═══ SOURCE DATA
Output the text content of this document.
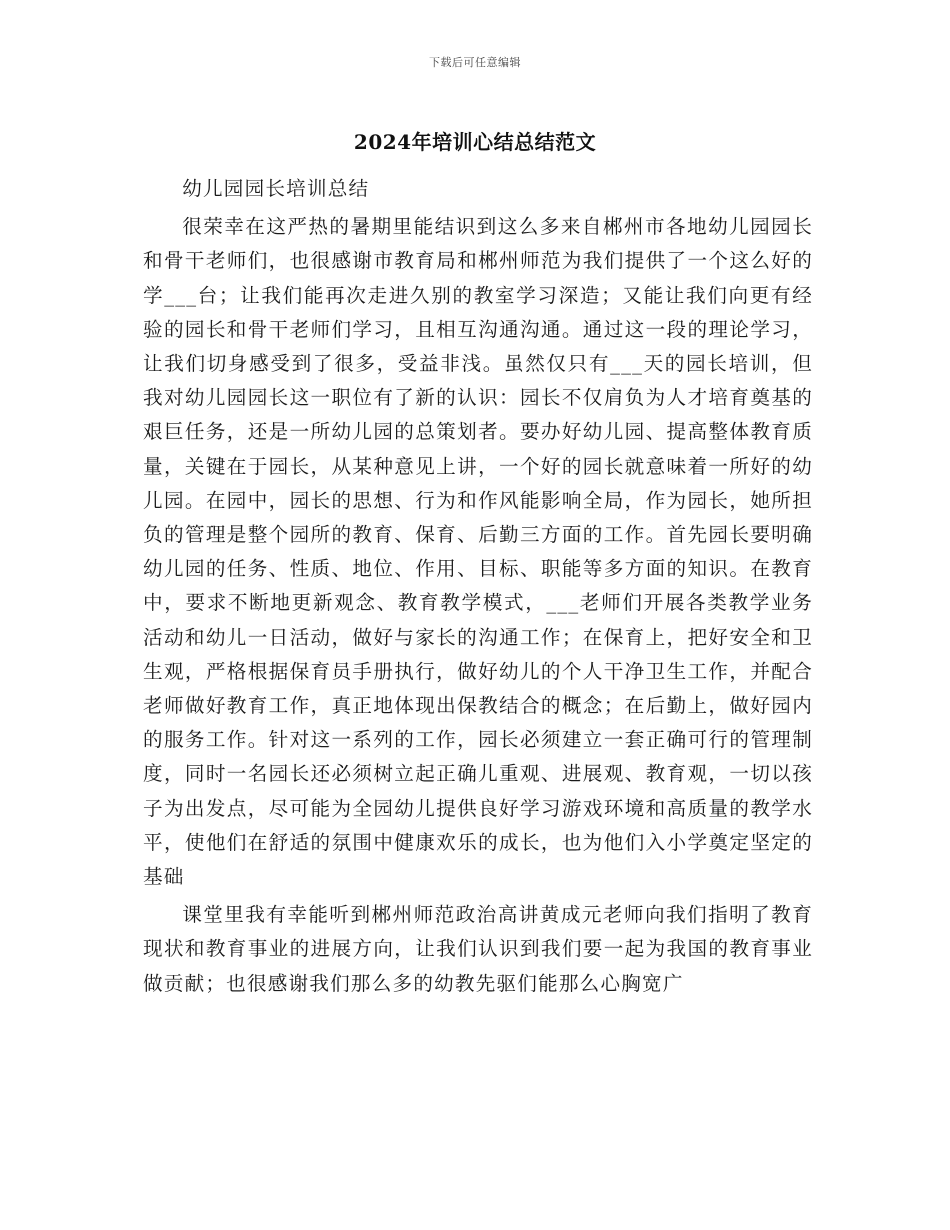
下载后可任意编辑
2024年培训心结总结范文

幼儿园园长培训总结

很荣幸在这严热的暑期里能结识到这么多来自郴州市各地幼儿园园长和骨干老师们，也很感谢市教育局和郴州师范为我们提供了一个这么好的学___台；让我们能再次走进久别的教室学习深造；又能让我们向更有经验的园长和骨干老师们学习，且相互沟通沟通。通过这一段的理论学习，让我们切身感受到了很多，受益非浅。虽然仅只有___天的园长培训，但我对幼儿园园长这一职位有了新的认识：园长不仅肩负为人才培育奠基的艰巨任务，还是一所幼儿园的总策划者。要办好幼儿园、提高整体教育质量，关键在于园长，从某种意见上讲，一个好的园长就意味着一所好的幼儿园。在园中，园长的思想、行为和作风能影响全局，作为园长，她所担负的管理是整个园所的教育、保育、后勤三方面的工作。首先园长要明确幼儿园的任务、性质、地位、作用、目标、职能等多方面的知识。在教育中，要求不断地更新观念、教育教学模式，___老师们开展各类教学业务活动和幼儿一日活动，做好与家长的沟通工作；在保育上，把好安全和卫生观，严格根据保育员手册执行，做好幼儿的个人干净卫生工作，并配合老师做好教育工作，真正地体现出保教结合的概念；在后勤上，做好园内的服务工作。针对这一系列的工作，园长必须建立一套正确可行的管理制度，同时一名园长还必须树立起正确儿重观、进展观、教育观，一切以孩子为出发点，尽可能为全园幼儿提供良好学习游戏环境和高质量的教学水平，使他们在舒适的氛围中健康欢乐的成长，也为他们入小学奠定坚定的基础

课堂里我有幸能听到郴州师范政治高讲黄成元老师向我们指明了教育现状和教育事业的进展方向，让我们认识到我们要一起为我国的教育事业做贡献；也很感谢我们那么多的幼教先驱们能那么心胸宽广
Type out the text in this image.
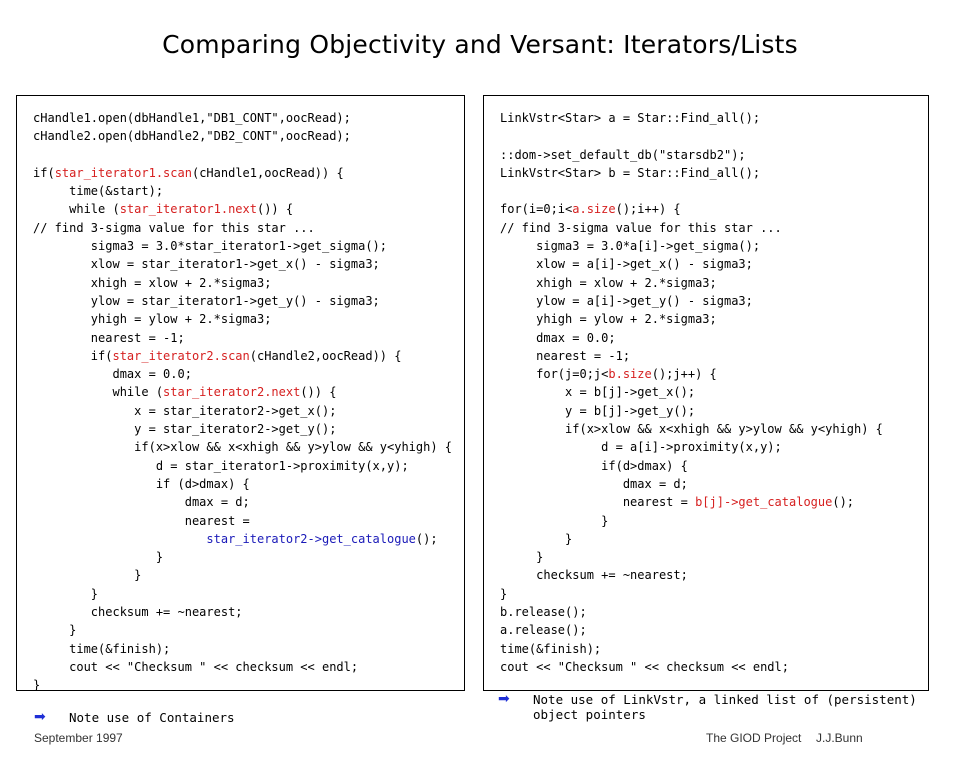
Comparing Objectivity and Versant: Iterators/Lists
cHandle1.open(dbHandle1,"DB1_CONT",oocRead);
cHandle2.open(dbHandle2,"DB2_CONT",oocRead);
if(star_iterator1.scan(cHandle1,oocRead)) {
time(&start);
while (star_iterator1.next()) {
// find 3-sigma value for this star ...
sigma3 = 3.0*star_iterator1->get_sigma();
xlow = star_iterator1->get_x() - sigma3;
xhigh = xlow + 2.*sigma3;
ylow = star_iterator1->get_y() - sigma3;
yhigh = ylow + 2.*sigma3;
nearest = -1;
if(star_iterator2.scan(cHandle2,oocRead)) {
dmax = 0.0;
while (star_iterator2.next()) {
x = star_iterator2->get_x();
y = star_iterator2->get_y();
if(x>xlow && x<xhigh && y>ylow && y<yhigh) {
d = star_iterator1->proximity(x,y);
if (d>dmax) {
dmax = d;
nearest =
star_iterator2->get_catalogue();
}
}
}
checksum += ~nearest;
}
time(&finish);
cout << "Checksum " << checksum << endl;
}
LinkVstr<Star> a = Star::Find_all();
::dom->set_default_db("starsdb2");
LinkVstr<Star> b = Star::Find_all();
for(i=0;i<a.size();i++) {
// find 3-sigma value for this star ...
sigma3 = 3.0*a[i]->get_sigma();
xlow = a[i]->get_x() - sigma3;
xhigh = xlow + 2.*sigma3;
ylow = a[i]->get_y() - sigma3;
yhigh = ylow + 2.*sigma3;
dmax = 0.0;
nearest = -1;
for(j=0;j<b.size();j++) {
x = b[j]->get_x();
y = b[j]->get_y();
if(x>xlow && x<xhigh && y>ylow && y<yhigh) {
d = a[i]->proximity(x,y);
if(d>dmax) {
dmax = d;
nearest = b[j]->get_catalogue();
}
}
}
checksum += ~nearest;
}
b.release();
a.release();
time(&finish);
cout << "Checksum " << checksum << endl;
➡ Note use of Containers
➡ Note use of LinkVstr, a linked list of (persistent)
object pointers
September 1997	The GIOD Project J.J.Bunn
══════
-- AIM --
Read the lines above. Gather those in which the string "proximity" is found.

-- CORRECT RESULT --
d = star_iterator1->proximity(x,y);
d = a[i]->proximity(x,y);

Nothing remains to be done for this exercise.